▶ DATASET ENTRIES:
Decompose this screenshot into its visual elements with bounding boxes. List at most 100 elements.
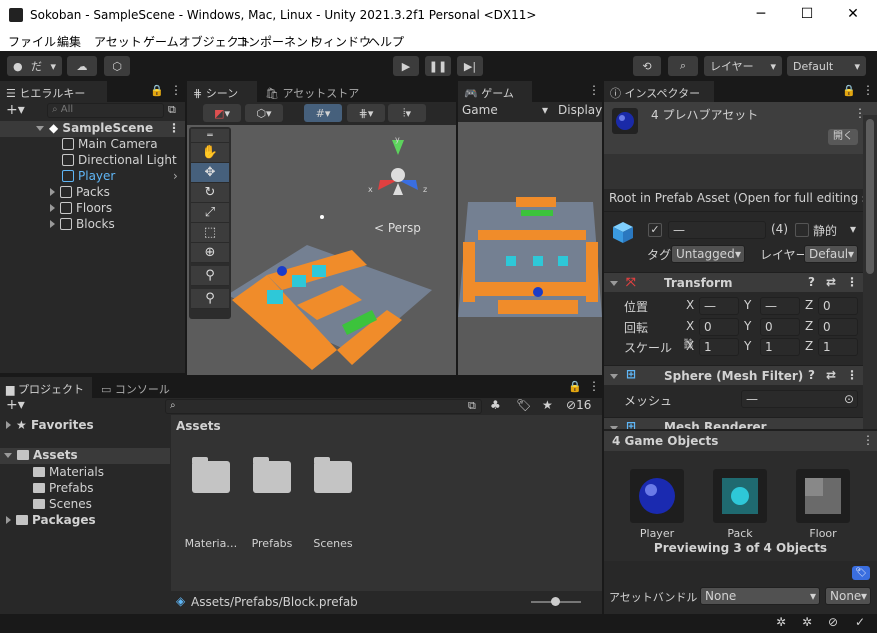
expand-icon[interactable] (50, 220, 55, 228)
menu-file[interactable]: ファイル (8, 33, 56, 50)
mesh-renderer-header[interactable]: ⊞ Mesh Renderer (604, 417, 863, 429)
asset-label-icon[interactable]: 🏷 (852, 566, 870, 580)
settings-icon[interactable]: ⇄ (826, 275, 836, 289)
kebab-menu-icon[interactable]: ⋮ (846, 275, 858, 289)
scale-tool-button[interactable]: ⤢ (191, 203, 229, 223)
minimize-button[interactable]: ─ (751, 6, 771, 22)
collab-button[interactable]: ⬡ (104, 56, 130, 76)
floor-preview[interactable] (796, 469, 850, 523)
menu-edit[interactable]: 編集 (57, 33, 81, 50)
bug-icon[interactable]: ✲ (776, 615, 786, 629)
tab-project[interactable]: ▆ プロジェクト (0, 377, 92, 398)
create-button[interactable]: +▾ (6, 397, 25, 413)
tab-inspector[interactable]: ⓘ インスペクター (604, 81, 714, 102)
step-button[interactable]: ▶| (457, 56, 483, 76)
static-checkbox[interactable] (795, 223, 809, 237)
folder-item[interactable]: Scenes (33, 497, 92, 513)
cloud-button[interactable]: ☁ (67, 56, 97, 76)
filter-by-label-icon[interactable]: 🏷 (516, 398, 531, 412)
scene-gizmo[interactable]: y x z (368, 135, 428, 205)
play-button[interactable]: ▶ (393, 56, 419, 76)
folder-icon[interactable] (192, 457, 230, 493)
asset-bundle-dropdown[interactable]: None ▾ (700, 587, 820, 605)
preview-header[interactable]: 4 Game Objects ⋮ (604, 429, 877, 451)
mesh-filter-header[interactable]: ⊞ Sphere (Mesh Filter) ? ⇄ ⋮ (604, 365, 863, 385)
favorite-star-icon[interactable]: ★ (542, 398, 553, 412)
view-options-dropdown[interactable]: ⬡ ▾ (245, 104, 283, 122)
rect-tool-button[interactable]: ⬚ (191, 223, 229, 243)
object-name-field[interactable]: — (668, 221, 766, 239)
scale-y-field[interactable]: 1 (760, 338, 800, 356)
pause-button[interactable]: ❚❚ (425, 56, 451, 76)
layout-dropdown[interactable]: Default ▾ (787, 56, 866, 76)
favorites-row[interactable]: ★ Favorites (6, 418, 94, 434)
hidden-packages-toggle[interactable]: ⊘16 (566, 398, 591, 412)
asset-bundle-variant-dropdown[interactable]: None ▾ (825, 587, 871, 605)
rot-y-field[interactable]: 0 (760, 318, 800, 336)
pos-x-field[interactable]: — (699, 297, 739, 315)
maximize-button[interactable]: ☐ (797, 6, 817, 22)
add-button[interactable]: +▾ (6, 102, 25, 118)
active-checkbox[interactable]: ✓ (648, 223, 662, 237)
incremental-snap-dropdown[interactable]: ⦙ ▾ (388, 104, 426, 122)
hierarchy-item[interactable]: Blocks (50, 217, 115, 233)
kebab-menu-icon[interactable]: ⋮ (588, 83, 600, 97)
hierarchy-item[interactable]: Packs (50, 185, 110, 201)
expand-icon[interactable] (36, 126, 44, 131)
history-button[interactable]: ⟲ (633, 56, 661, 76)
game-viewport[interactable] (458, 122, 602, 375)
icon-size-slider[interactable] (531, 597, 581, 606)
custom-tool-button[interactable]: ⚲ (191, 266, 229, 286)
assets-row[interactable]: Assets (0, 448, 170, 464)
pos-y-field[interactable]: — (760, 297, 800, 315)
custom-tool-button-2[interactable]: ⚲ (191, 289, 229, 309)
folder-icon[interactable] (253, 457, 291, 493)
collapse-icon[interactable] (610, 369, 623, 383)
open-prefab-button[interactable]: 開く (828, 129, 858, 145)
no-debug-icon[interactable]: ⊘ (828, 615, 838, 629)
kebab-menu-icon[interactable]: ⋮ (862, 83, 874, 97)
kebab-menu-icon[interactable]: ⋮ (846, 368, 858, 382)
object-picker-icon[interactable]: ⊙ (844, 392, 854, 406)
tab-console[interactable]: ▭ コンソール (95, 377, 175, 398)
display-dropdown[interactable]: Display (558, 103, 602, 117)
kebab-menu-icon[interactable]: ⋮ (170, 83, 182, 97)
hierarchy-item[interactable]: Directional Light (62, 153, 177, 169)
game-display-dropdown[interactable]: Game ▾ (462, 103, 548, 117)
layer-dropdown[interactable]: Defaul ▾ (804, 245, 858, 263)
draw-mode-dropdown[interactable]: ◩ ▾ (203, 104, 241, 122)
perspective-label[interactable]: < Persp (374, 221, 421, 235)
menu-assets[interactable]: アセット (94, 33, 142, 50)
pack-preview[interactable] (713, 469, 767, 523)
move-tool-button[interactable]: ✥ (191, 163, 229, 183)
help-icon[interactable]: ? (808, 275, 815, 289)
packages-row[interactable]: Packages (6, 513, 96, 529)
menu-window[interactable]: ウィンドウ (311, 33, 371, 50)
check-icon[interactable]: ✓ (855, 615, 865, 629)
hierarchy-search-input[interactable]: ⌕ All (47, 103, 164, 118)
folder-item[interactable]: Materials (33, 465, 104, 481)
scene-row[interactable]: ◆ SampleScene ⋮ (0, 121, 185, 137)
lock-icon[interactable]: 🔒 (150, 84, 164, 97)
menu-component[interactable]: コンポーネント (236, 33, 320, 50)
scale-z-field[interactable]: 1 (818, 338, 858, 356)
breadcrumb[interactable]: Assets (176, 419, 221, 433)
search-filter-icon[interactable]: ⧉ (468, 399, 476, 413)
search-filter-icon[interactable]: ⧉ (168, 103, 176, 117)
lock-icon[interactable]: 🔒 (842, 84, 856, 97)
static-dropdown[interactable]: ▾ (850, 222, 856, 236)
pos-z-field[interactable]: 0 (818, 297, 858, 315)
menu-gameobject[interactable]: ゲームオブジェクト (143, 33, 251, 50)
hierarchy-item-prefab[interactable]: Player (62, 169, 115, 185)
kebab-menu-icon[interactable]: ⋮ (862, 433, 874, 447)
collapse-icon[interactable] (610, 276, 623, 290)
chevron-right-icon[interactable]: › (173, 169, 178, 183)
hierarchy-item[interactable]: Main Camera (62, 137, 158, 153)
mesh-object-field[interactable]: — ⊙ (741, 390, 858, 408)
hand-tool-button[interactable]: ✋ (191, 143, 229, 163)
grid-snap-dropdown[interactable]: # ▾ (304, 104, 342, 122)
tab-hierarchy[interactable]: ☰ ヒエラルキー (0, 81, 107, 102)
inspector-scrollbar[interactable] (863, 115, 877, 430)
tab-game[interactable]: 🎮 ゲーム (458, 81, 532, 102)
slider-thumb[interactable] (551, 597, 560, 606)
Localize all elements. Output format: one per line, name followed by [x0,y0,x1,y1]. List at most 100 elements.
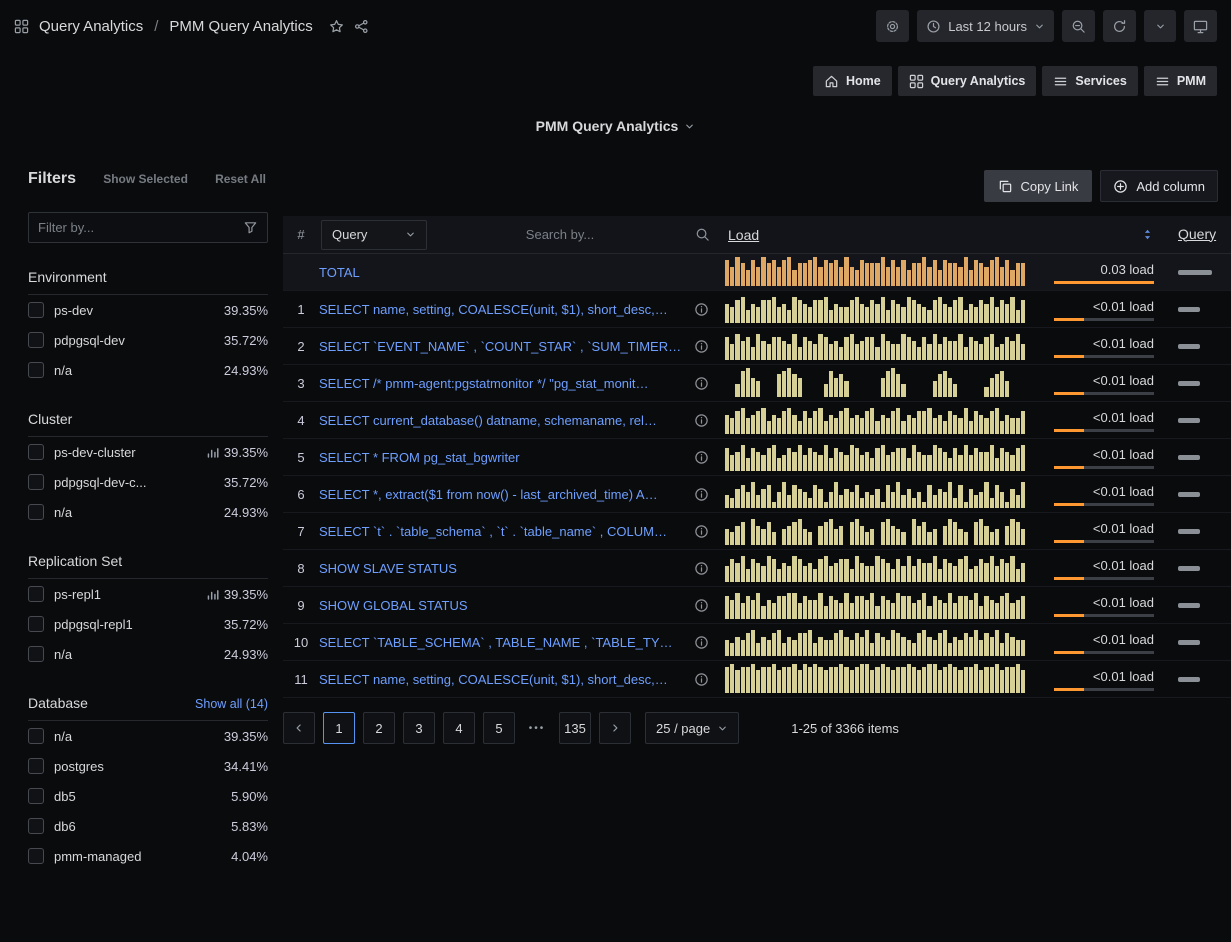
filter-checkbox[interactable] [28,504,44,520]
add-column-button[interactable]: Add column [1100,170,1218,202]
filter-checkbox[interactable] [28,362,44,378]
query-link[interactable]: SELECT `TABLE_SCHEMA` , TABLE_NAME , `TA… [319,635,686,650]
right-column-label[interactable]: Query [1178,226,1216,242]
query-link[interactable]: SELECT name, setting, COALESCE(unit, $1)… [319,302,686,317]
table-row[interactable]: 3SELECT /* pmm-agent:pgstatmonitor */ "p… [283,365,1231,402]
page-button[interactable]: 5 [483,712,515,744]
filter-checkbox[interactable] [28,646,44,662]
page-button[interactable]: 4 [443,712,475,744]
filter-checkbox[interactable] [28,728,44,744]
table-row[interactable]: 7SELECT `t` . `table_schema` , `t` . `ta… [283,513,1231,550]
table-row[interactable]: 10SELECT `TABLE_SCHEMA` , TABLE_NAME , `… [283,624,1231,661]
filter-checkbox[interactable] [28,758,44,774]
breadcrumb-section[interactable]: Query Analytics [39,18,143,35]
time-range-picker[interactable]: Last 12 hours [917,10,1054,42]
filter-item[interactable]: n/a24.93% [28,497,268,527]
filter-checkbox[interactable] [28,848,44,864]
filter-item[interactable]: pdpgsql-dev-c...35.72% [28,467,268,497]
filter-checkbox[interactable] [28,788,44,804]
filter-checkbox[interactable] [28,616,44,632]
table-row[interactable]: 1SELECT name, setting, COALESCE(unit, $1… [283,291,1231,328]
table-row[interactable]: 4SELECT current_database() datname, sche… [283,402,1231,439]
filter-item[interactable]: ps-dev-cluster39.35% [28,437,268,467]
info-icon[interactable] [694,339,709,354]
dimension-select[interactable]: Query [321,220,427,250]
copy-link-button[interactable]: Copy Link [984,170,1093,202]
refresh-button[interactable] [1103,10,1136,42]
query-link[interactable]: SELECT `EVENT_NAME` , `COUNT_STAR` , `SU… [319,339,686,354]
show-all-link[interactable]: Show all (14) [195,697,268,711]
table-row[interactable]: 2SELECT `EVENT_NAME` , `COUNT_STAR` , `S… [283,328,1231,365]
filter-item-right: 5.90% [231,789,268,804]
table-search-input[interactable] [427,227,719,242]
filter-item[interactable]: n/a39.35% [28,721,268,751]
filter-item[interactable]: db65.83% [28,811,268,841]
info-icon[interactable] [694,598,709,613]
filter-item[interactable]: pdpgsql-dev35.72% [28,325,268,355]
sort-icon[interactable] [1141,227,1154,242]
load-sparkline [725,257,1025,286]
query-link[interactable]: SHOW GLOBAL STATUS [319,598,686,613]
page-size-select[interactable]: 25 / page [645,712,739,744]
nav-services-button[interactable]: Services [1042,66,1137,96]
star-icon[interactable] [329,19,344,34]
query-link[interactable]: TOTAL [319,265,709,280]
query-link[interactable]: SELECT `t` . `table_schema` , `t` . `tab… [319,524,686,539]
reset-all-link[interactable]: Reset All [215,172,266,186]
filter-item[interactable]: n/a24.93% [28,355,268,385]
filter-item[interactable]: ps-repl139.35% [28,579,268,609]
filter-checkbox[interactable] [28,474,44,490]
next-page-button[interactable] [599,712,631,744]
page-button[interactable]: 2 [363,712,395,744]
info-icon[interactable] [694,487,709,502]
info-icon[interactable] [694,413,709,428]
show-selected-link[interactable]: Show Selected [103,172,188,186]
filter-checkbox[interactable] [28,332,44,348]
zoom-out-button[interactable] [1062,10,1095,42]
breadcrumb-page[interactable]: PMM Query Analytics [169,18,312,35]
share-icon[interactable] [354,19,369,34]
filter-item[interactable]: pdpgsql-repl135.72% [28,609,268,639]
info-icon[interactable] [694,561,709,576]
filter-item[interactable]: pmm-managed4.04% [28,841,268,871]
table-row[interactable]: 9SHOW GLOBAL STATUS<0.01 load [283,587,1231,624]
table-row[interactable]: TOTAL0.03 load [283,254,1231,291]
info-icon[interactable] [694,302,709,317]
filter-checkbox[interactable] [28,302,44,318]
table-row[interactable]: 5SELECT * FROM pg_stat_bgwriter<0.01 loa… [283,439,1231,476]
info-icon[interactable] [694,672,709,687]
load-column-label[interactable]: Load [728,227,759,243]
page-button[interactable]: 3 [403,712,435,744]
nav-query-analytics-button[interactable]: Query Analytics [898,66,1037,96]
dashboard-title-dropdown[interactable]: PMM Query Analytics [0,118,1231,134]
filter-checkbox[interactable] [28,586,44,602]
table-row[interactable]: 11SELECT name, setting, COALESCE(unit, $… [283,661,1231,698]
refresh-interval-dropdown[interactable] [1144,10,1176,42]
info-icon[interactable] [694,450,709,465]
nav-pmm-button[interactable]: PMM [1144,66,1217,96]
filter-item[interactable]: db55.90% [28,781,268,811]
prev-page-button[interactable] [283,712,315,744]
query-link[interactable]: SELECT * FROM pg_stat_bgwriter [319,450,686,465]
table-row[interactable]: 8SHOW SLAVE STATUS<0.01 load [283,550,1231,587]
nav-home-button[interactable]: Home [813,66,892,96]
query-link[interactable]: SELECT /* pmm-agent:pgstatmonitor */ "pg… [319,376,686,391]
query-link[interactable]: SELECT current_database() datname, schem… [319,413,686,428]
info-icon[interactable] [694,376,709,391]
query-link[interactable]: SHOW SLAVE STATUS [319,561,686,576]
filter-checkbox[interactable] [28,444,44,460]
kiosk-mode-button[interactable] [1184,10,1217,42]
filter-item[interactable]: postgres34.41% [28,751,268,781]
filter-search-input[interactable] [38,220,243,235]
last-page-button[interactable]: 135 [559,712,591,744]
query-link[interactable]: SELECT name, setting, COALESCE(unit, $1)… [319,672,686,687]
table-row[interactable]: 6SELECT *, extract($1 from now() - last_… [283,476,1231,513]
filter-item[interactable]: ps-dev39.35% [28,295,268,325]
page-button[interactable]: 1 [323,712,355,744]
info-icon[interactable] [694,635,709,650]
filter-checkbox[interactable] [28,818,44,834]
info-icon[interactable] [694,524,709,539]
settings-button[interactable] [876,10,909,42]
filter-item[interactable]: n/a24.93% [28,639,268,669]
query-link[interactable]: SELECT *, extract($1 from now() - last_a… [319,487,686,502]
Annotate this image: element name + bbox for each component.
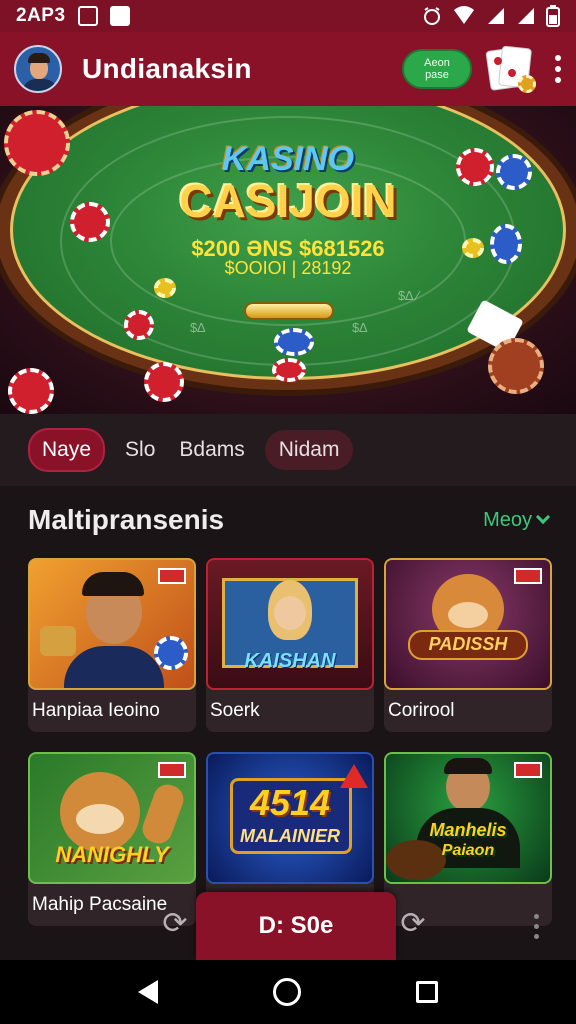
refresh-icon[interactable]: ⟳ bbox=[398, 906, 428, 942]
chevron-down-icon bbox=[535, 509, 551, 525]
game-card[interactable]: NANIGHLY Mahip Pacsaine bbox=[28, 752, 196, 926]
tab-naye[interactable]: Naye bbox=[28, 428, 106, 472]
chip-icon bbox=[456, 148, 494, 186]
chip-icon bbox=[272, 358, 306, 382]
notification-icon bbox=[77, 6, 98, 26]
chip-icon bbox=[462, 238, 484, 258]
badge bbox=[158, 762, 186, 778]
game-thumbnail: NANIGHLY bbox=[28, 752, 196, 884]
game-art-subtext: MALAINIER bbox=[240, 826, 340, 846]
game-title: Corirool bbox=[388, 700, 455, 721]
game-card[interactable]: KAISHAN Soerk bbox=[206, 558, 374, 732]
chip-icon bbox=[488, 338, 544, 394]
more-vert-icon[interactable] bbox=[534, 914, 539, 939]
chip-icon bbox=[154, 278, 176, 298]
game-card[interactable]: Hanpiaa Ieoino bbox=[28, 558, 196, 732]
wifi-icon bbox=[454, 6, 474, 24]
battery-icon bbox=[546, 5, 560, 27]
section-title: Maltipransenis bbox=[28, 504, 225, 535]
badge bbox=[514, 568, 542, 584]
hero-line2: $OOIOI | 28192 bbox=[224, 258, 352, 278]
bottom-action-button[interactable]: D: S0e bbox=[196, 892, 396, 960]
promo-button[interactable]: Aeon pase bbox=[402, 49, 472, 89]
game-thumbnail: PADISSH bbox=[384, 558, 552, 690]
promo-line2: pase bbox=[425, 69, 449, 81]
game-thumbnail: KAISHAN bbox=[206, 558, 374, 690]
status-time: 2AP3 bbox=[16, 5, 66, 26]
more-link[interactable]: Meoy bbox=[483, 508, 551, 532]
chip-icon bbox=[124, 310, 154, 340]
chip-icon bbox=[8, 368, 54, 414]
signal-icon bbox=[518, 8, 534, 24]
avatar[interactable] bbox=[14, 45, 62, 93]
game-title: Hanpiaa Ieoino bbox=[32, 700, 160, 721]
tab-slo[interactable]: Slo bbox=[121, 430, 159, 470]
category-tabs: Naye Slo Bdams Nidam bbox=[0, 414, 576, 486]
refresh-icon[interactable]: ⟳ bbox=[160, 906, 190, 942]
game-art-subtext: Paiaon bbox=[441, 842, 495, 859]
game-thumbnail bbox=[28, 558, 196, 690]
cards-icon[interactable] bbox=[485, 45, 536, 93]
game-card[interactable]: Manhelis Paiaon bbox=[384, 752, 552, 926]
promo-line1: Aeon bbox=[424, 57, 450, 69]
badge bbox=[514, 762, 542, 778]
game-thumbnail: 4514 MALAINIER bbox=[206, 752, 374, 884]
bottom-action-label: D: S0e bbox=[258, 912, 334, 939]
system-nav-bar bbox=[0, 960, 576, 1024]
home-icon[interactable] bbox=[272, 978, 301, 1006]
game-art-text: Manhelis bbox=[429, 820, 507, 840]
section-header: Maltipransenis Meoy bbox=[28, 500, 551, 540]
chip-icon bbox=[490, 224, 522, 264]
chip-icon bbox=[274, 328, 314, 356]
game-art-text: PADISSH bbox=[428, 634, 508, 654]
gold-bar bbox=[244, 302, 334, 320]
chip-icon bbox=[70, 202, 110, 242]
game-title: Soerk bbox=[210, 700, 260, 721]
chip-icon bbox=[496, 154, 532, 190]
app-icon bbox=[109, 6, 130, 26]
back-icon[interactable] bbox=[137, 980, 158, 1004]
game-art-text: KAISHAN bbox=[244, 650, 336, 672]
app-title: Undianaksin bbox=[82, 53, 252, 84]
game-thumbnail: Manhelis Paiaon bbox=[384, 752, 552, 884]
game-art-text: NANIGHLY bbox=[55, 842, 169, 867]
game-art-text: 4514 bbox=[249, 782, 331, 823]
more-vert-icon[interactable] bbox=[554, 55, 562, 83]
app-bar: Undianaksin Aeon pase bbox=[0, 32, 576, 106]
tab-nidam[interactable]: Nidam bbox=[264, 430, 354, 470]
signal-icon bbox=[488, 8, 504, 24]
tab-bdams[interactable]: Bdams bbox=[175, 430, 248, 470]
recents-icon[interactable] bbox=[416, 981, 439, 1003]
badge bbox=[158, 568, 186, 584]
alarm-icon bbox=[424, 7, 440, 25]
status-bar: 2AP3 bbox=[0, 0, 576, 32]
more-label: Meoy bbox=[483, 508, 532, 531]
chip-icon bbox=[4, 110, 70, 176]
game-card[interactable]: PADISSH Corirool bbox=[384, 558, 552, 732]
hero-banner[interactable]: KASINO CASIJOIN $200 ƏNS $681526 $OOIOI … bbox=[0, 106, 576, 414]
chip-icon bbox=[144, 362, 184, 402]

▶ EXERCISE: Reproduce the lines without alteration, beginning at the line that contains "refresh-icon[interactable]: ⟳ bbox=[398, 906, 428, 942]" and stopping after the line that contains "wifi-icon bbox=[454, 6, 474, 24]".

▶ TASK SOLUTION:
refresh-icon[interactable]: ⟳ bbox=[398, 906, 428, 942]
chevron-down-icon bbox=[535, 509, 551, 525]
game-card[interactable]: NANIGHLY Mahip Pacsaine bbox=[28, 752, 196, 926]
tab-naye[interactable]: Naye bbox=[28, 428, 106, 472]
chip-icon bbox=[456, 148, 494, 186]
chip-icon bbox=[272, 358, 306, 382]
notification-icon bbox=[77, 6, 98, 26]
chip-icon bbox=[462, 238, 484, 258]
badge bbox=[158, 762, 186, 778]
game-thumbnail: NANIGHLY bbox=[28, 752, 196, 884]
game-art-subtext: MALAINIER bbox=[240, 826, 340, 846]
game-title: Corirool bbox=[388, 700, 455, 721]
game-card[interactable]: KAISHAN Soerk bbox=[206, 558, 374, 732]
chip-icon bbox=[488, 338, 544, 394]
more-vert-icon[interactable] bbox=[534, 914, 539, 939]
chip-icon bbox=[154, 278, 176, 298]
game-card[interactable]: Hanpiaa Ieoino bbox=[28, 558, 196, 732]
wifi-icon bbox=[454, 6, 474, 24]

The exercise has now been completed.